Stated goal: Present the stretch of lines from the one containing "1001, 446, 1025]" through the one containing "504, 766, 528]" as a numbered list, omitting any blank lines.
Start of Entries supplied
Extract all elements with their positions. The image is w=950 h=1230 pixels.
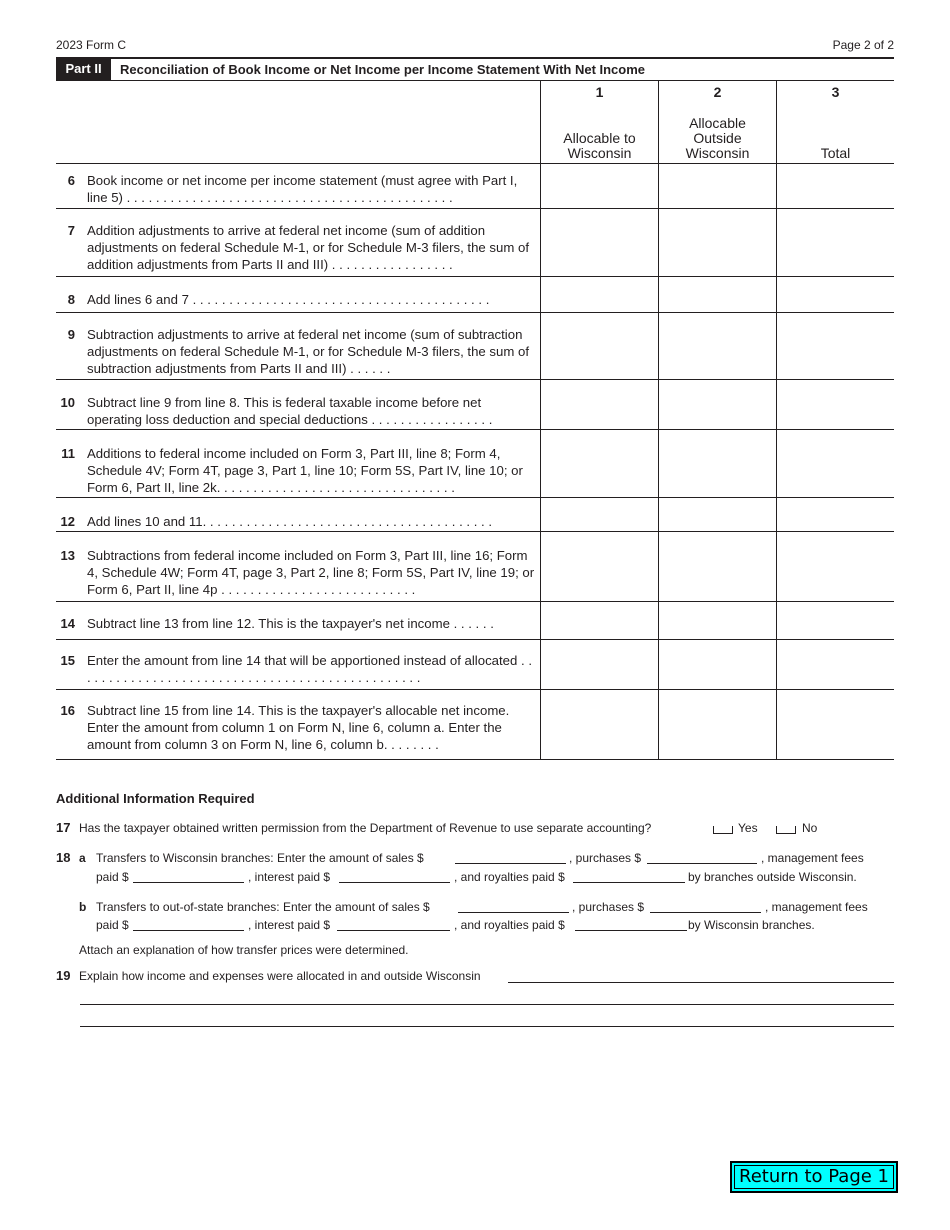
q18a-royalties-label: , and royalties paid $ — [454, 870, 565, 884]
q19-number: 19 — [56, 968, 71, 983]
line-15-col1-input[interactable] — [540, 640, 658, 689]
q17-yes-label: Yes — [738, 821, 758, 835]
column-header-3: 3 Total — [776, 81, 894, 164]
q18a-interest-input[interactable] — [339, 869, 450, 883]
additional-info-title: Additional Information Required — [56, 791, 255, 806]
line-8-col2-input[interactable] — [658, 277, 776, 312]
line-6-col1-input[interactable] — [540, 164, 658, 208]
line-14-col2-input[interactable] — [658, 602, 776, 639]
q18a-letter: a — [79, 851, 86, 865]
line-8-col1-input[interactable] — [540, 277, 658, 312]
q18a-end-label: by branches outside Wisconsin. — [688, 870, 857, 884]
q18-number: 18 — [56, 850, 71, 865]
page-number: Page 2 of 2 — [832, 38, 894, 52]
q18a-purchases-input[interactable] — [647, 850, 757, 864]
line-14-col1-input[interactable] — [540, 602, 658, 639]
q18b-royalties-label: , and royalties paid $ — [454, 918, 565, 932]
line-6-row: 6 Book income or net income per income statement (must agree with Part I, line 5) . . . . . . . . . . . . . . . . . . . . . . . . . . . . . . . . . . . . . . . . . . . . . — [56, 164, 894, 209]
q17-number: 17 — [56, 820, 71, 835]
q18a-mgmt-fees-input[interactable] — [133, 869, 244, 883]
line-12-col2-input[interactable] — [658, 498, 776, 531]
q19-input-line-1[interactable] — [508, 969, 894, 983]
q18a-paid-label: paid $ — [96, 870, 129, 884]
q18b-purchases-label: , purchases $ — [572, 900, 645, 914]
q18b-mgmt-label: , management fees — [765, 900, 868, 914]
q17-yes-checkbox[interactable] — [713, 826, 733, 834]
line-6-col3-input[interactable] — [776, 164, 894, 208]
q18a-mgmt-label: , management fees — [761, 851, 864, 865]
line-15-col3-input[interactable] — [776, 640, 894, 689]
q18b-interest-input[interactable] — [337, 917, 450, 931]
line-8-row: 8 Add lines 6 and 7 . . . . . . . . . . . . . . . . . . . . . . . . . . . . . . . . . . . . . . . . . — [56, 277, 894, 313]
line-6-col2-input[interactable] — [658, 164, 776, 208]
line-15-col2-input[interactable] — [658, 640, 776, 689]
column-header-2: 2 Allocable Outside Wisconsin — [658, 81, 776, 164]
line-12-row: 12 Add lines 10 and 11. . . . . . . . . . . . . . . . . . . . . . . . . . . . . . . . . . . . . . . . — [56, 498, 894, 532]
line-8-col3-input[interactable] — [776, 277, 894, 312]
line-10-col3-input[interactable] — [776, 380, 894, 429]
return-to-page-1-button[interactable]: Return to Page 1 — [730, 1161, 898, 1193]
q17-text: Has the taxpayer obtained written permission from the Department of Revenue to use separate accounting? — [79, 821, 652, 835]
line-11-col2-input[interactable] — [658, 430, 776, 497]
line-9-row: 9 Subtraction adjustments to arrive at federal net income (sum of subtraction adjustments on federal Schedule M-1, or for Schedule M-3 filers, the sum of subtraction adjustments from Parts II and III) . . . . . . — [56, 313, 894, 380]
line-14-col3-input[interactable] — [776, 602, 894, 639]
q18b-sales-input[interactable] — [458, 899, 569, 913]
line-9-col3-input[interactable] — [776, 313, 894, 379]
line-10-col1-input[interactable] — [540, 380, 658, 429]
part-header — [56, 57, 894, 81]
line-11-row: 11 Additions to federal income included on Form 3, Part III, line 8; Form 4, Schedule 4V; Form 4T, page 3, Part 1, line 10; Form 5S, Part IV, line 10; or Form 6, Part II, line 2k. . . . . . . . . . . . . . . . . . . . . . . . . . . . . . . . . — [56, 430, 894, 498]
line-15-row: 15 Enter the amount from line 14 that will be apportioned instead of allocated . . . . . . . . . . . . . . . . . . . . . . . . . . . . . . . . . . . . . . . . . . . . . . . . — [56, 640, 894, 690]
line-16-col2-input[interactable] — [658, 690, 776, 759]
q18a-purchases-label: , purchases $ — [569, 851, 642, 865]
line-11-col1-input[interactable] — [540, 430, 658, 497]
column-header-row — [56, 81, 894, 164]
reconciliation-table — [56, 81, 894, 760]
q18a-royalties-input[interactable] — [573, 869, 685, 883]
q18b-sales-label: Transfers to out-of-state branches: Enter the amount of sales $ — [96, 900, 430, 914]
line-9-col2-input[interactable] — [658, 313, 776, 379]
q18b-end-label: by Wisconsin branches. — [688, 918, 815, 932]
line-9-col1-input[interactable] — [540, 313, 658, 379]
line-10-col2-input[interactable] — [658, 380, 776, 429]
q18a-sales-input[interactable] — [455, 850, 566, 864]
q18a-sales-label: Transfers to Wisconsin branches: Enter the amount of sales $ — [96, 851, 424, 865]
line-12-col3-input[interactable] — [776, 498, 894, 531]
line-11-col3-input[interactable] — [776, 430, 894, 497]
q18b-interest-label: , interest paid $ — [248, 918, 331, 932]
line-13-row: 13 Subtractions from federal income included on Form 3, Part III, line 16; Form 4, Schedule 4W; Form 4T, page 3, Part 2, line 8; Form 5S, Part IV, line 19; or Form 6, Part II, line 4p . . . . . . . . . . . . . . . . . . . . . . . . . . . — [56, 532, 894, 602]
part-title: Reconciliation of Book Income or Net Income per Income Statement With Net Income — [120, 62, 646, 77]
q18b-letter: b — [79, 900, 87, 914]
q17-no-label: No — [802, 821, 818, 835]
line-10-row: 10 Subtract line 9 from line 8. This is federal taxable income before net operating loss deduction and special deductions . . . . . . . . . . . . . . . . . — [56, 380, 894, 430]
line-7-col3-input[interactable] — [776, 209, 894, 276]
line-12-col1-input[interactable] — [540, 498, 658, 531]
line-13-col3-input[interactable] — [776, 532, 894, 601]
q18b-purchases-input[interactable] — [650, 899, 761, 913]
q19-input-line-3[interactable] — [80, 1026, 894, 1027]
form-id: 2023 Form C — [56, 38, 127, 52]
line-14-row: 14 Subtract line 13 from line 12. This is the taxpayer's net income . . . . . . — [56, 602, 894, 640]
line-13-col2-input[interactable] — [658, 532, 776, 601]
q19-input-line-2[interactable] — [80, 1004, 894, 1005]
q18b-paid-label: paid $ — [96, 918, 129, 932]
line-7-col2-input[interactable] — [658, 209, 776, 276]
q19-text: Explain how income and expenses were allocated in and outside Wisconsin — [79, 969, 481, 983]
line-16-row: 16 Subtract line 15 from line 14. This is the taxpayer's allocable net income. Enter the amount from column 1 on Form N, line 6, column a. Enter the amount from column 3 on Form N, line 6, column b. . . . . . . . — [56, 690, 894, 760]
q18a-interest-label: , interest paid $ — [248, 870, 331, 884]
q17-no-checkbox[interactable] — [776, 826, 796, 834]
line-16-col3-input[interactable] — [776, 690, 894, 759]
q18b-royalties-input[interactable] — [575, 917, 687, 931]
line-16-col1-input[interactable] — [540, 690, 658, 759]
q18b-mgmt-fees-input[interactable] — [133, 917, 244, 931]
column-header-1: 1 Allocable to Wisconsin — [540, 81, 658, 164]
part-label: Part II — [56, 57, 111, 81]
q18-note: Attach an explanation of how transfer prices were determined. — [79, 943, 409, 957]
line-7-col1-input[interactable] — [540, 209, 658, 276]
line-7-row: 7 Addition adjustments to arrive at federal net income (sum of addition adjustments on federal Schedule M-1, or for Schedule M-3 filers, the sum of addition adjustments from Parts II and III) . . . . . . . . . . . . . . . . . — [56, 209, 894, 277]
line-13-col1-input[interactable] — [540, 532, 658, 601]
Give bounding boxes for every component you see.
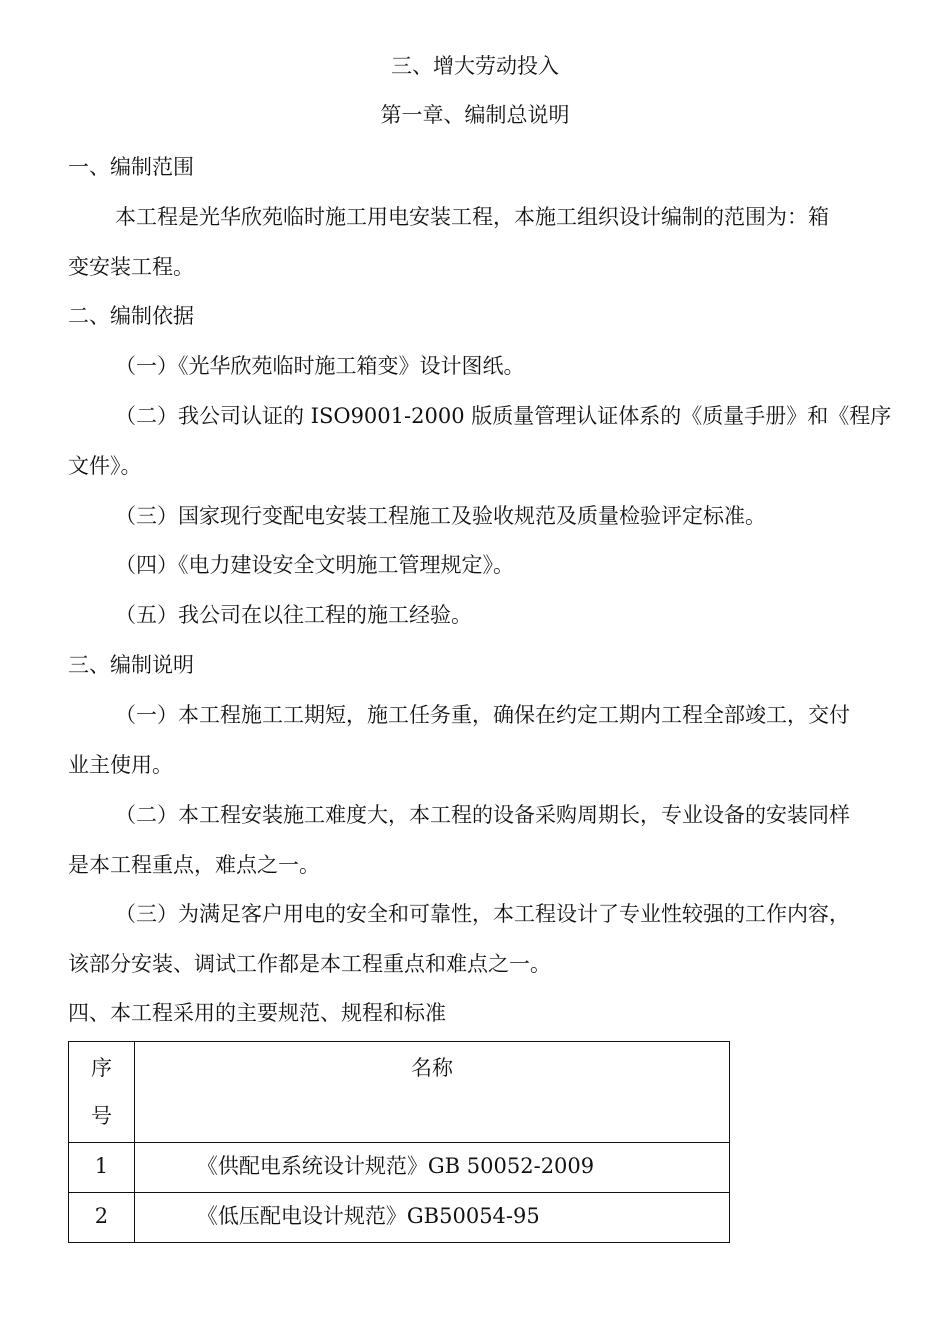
- section-heading-standards: 四、本工程采用的主要规范、规程和标准: [68, 1001, 446, 1025]
- notes-item-3-line-1: （三）为满足客户用电的安全和可靠性，本工程设计了专业性较强的工作内容，: [115, 902, 850, 926]
- section-heading-scope: 一、编制范围: [68, 155, 194, 179]
- table-row: [69, 1193, 730, 1243]
- notes-item-1-line-1: （一）本工程施工工期短，施工任务重，确保在约定工期内工程全部竣工，交付: [115, 703, 850, 727]
- standards-table: [68, 1041, 730, 1243]
- basis-item-1: （一）《光华欣苑临时施工箱变》设计图纸。: [115, 354, 525, 378]
- header-cell-name: [134, 1042, 729, 1143]
- header-title: 三、增大劳动投入: [391, 54, 559, 78]
- basis-item-5: （五）我公司在以往工程的施工经验。: [115, 603, 472, 627]
- basis-item-2-line-1: （二）我公司认证的 ISO9001-2000 版质量管理认证体系的《质量手册》和《程序: [115, 404, 892, 428]
- basis-item-4: （四）《电力建设安全文明施工管理规定》。: [115, 553, 514, 577]
- chapter-title: 第一章、编制总说明: [380, 103, 570, 127]
- header-name-label: 名称: [410, 1056, 453, 1080]
- row-name: 《供配电系统设计规范》GB 50052-2009: [196, 1154, 595, 1178]
- row-number-cell: [69, 1193, 135, 1243]
- header-number-label-line-1: 序: [90, 1056, 112, 1080]
- row-number: 2: [94, 1204, 109, 1228]
- section-heading-basis: 二、编制依据: [68, 304, 194, 328]
- row-number-cell: [69, 1143, 135, 1193]
- table-header-row: [69, 1042, 730, 1143]
- notes-item-2-line-1: （二）本工程安装施工难度大，本工程的设备采购周期长，专业设备的安装同样: [115, 803, 850, 827]
- header-cell-number: [69, 1042, 135, 1143]
- section-heading-notes: 三、编制说明: [68, 653, 194, 677]
- notes-item-2-line-2: 是本工程重点，难点之一。: [68, 853, 320, 877]
- row-number: 1: [94, 1154, 109, 1178]
- table-row: [69, 1143, 730, 1193]
- row-name: 《低压配电设计规范》GB50054-95: [196, 1204, 540, 1228]
- row-name-cell: [134, 1143, 729, 1193]
- basis-item-3: （三）国家现行变配电安装工程施工及验收规范及质量检验评定标准。: [115, 504, 766, 528]
- scope-paragraph-line-1: 本工程是光华欣苑临时施工用电安装工程，本施工组织设计编制的范围为：箱: [115, 205, 829, 229]
- scope-paragraph-line-2: 变安装工程。: [68, 255, 194, 279]
- row-name-cell: [134, 1193, 729, 1243]
- header-number-label-line-2: 号: [90, 1104, 112, 1128]
- notes-item-3-line-2: 该部分安装、调试工作都是本工程重点和难点之一。: [68, 952, 551, 976]
- notes-item-1-line-2: 业主使用。: [68, 753, 173, 777]
- basis-item-2-line-2: 文件》。: [68, 454, 142, 478]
End of Entries supplied
Problem solution:
1. - section-heading-standards: 四、本工程采用的主要规范、规程和标准: [68, 1001, 446, 1025]
2. - notes-item-3-line-1: （三）为满足客户用电的安全和可靠性，本工程设计了专业性较强的工作内容，: [115, 902, 850, 926]
3. - section-heading-scope: 一、编制范围: [68, 155, 194, 179]
4. - table-row: [69, 1193, 730, 1243]
5. - notes-item-1-line-1: （一）本工程施工工期短，施工任务重，确保在约定工期内工程全部竣工，交付: [115, 703, 850, 727]
6. - standards-table: [68, 1041, 730, 1243]
7. - basis-item-1: （一）《光华欣苑临时施工箱变》设计图纸。: [115, 354, 525, 378]
8. - header-cell-name: [134, 1042, 729, 1143]
9. - header-title: 三、增大劳动投入: [391, 54, 559, 78]
10. - basis-item-5: （五）我公司在以往工程的施工经验。: [115, 603, 472, 627]
11. - basis-item-2-line-1: （二）我公司认证的 ISO9001-2000 版质量管理认证体系的《质量手册》和《程序: [115, 404, 892, 428]
12. - basis-item-4: （四）《电力建设安全文明施工管理规定》。: [115, 553, 514, 577]
13. - chapter-title: 第一章、编制总说明: [380, 103, 570, 127]
14. - header-name-label: 名称: [410, 1056, 453, 1080]
15. - row-name: 《供配电系统设计规范》GB 50052-2009: [196, 1154, 595, 1178]
16. - row-number-cell: [69, 1193, 135, 1243]
17. - header-number-label-line-1: 序: [90, 1056, 112, 1080]
18. - row-number: 2: [94, 1204, 109, 1228]
19. - section-heading-basis: 二、编制依据: [68, 304, 194, 328]
20. - row-number-cell: [69, 1143, 135, 1193]
21. - table-header-row: [69, 1042, 730, 1143]
22. - notes-item-2-line-1: （二）本工程安装施工难度大，本工程的设备采购周期长，专业设备的安装同样: [115, 803, 850, 827]
23. - header-cell-number: [69, 1042, 135, 1143]
24. - section-heading-notes: 三、编制说明: [68, 653, 194, 677]
25. - notes-item-2-line-2: 是本工程重点，难点之一。: [68, 853, 320, 877]
26. - row-number: 1: [94, 1154, 109, 1178]
27. - table-row: [69, 1143, 730, 1193]
28. - row-name: 《低压配电设计规范》GB50054-95: [196, 1204, 540, 1228]
29. - row-name-cell: [134, 1143, 729, 1193]
30. - basis-item-3: （三）国家现行变配电安装工程施工及验收规范及质量检验评定标准。: [115, 504, 766, 528]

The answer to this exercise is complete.